*Document excerpt*:
# # #

Chirplet transform-based machine-learning approach towards classification of cognitive state change using galvanic skin response and photoplethysmography signals

Recent advances in the field of cognitive sciences have provided evidence to classify activities with different cognitive engagement levels. High cognitive load and sustained attention may predispose an individual to psychological and physical stress and may result in a lack of performance. Cognitive load monitoring of professionals in high precision fields has gathered significant attention in the current research scenario. The proposed work in continuity has tried to demonstrate the use of two non-invasive physiological sensing modalities viz. galvanic skin response (GSR) and photoplethysmography (PPG) to elucidate effectiveness in picking up differences of two induced cognitive state categories based on machine learning and statistical methods. This paper demonstrates how GSR and PPG signals data can be effectively utilized to examine the shift in cognitive load. The present work proposes the use of general linear chirplet transform (GLCT) to evaluate the time-frequency characteristic of GSR and PPG signals and utilize the statistical features in classification. Random Forest, Decision Tree, and k-Nearest Neighbours demonstrated an accuracy of 92.13%, 88.0%, and 86.13% respectively on a dataset of 20 subjects against an optimized feature set, thus demonstrating the effectiveness of the proposed methodology for differentiating pre-defined categories of cognitive load. The study shows the potential of GSR and PPG signals attributes and time-frequency representation using GLCT to monitor cognitive load in real-life conditions. The proposed work also indicates the possibility to extend the same to attention-demanding fields such as aviation, medicine, and manufacturing for effective remediation of fatigue periods with increased cognitive demand, which, if sustained, may lead to cognitive decline in the long run.

# # #

*Data for analysis*:
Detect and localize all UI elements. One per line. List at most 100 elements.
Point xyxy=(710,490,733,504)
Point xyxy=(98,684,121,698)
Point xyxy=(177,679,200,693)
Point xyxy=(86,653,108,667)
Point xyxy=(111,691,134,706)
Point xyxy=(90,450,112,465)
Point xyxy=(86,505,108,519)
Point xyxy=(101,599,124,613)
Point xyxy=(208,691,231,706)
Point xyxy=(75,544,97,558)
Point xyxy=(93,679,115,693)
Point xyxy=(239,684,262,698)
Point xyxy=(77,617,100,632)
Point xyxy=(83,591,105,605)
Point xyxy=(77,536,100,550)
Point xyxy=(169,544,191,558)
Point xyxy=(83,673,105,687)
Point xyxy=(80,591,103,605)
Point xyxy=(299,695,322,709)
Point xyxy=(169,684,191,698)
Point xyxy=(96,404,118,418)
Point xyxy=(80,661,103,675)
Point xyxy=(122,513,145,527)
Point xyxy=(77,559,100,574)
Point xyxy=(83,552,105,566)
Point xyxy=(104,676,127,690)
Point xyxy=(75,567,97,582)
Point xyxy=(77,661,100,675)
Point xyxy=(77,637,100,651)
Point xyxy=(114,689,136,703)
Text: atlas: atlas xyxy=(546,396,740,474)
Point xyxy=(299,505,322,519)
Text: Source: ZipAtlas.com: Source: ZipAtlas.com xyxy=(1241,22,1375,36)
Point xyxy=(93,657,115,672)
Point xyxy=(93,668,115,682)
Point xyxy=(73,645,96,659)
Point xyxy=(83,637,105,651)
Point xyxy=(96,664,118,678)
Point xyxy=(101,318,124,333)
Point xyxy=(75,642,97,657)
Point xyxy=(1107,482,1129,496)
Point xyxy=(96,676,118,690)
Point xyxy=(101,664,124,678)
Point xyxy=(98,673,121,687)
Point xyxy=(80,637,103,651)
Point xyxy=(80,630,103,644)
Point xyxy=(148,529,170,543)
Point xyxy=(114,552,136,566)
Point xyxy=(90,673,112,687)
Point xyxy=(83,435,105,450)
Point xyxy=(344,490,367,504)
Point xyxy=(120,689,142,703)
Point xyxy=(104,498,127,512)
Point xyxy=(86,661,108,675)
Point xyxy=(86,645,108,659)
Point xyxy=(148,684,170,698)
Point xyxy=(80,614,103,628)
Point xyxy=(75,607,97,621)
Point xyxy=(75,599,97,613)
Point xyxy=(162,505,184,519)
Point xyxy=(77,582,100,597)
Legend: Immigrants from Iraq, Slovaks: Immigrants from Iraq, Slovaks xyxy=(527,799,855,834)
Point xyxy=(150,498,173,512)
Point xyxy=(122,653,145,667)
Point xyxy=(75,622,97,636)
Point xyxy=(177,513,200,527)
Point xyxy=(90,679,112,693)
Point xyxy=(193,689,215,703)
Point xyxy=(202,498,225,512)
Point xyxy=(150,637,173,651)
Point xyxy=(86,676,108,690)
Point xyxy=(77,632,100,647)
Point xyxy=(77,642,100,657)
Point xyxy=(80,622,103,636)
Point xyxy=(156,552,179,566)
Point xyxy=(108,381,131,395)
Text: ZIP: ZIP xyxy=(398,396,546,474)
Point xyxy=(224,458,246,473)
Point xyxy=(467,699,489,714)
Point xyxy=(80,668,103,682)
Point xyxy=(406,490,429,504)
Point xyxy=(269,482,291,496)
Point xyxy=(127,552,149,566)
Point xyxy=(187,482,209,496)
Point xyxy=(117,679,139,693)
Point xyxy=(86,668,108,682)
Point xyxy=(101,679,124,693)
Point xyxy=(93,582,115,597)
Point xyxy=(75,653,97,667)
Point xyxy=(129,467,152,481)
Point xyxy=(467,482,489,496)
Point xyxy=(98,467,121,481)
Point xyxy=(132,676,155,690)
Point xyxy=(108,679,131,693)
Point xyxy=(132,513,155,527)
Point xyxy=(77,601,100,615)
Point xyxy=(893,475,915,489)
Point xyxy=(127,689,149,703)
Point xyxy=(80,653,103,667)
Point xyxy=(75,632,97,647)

# # #

*Work instruction A*:
Answer these from the abstract on classifying cognitive load with GSR and PPG signals:
(i) Which transform is used to evaluate the time-frequency characteristics of the signals?
(ii) What accuracy did Decision Tree reach?
(iii) How many subjects were in the dataset?
*Work instruction B*: Pick up the abstract on classifying cognitive load with GSR and PPG signals after its final sentence and keep writing.

*Written response A*:
(i) The general linear chirplet transform (GLCT).
(ii) 88.0%.
(iii) 20 subjects.

*Written response B*:
Automated summary

Recent advances in cognitive sciences have allowed for the classification of activities based on different levels of cognitive engagement. This study utilizes non-invasive physiological sensing techniques, such as galvanic skin response (GSR) and photoplethysmography (PPG), to monitor and classify cognitive load in professionals. The results demonstrate the effectiveness of using GSR and PPG signals along with machine learning and statistical methods to differentiate between different categories of cognitive load. The potential for monitoring cognitive load in real-life conditions is also highlighted, with implications for fields such as aviation, medicine, and manufacturing.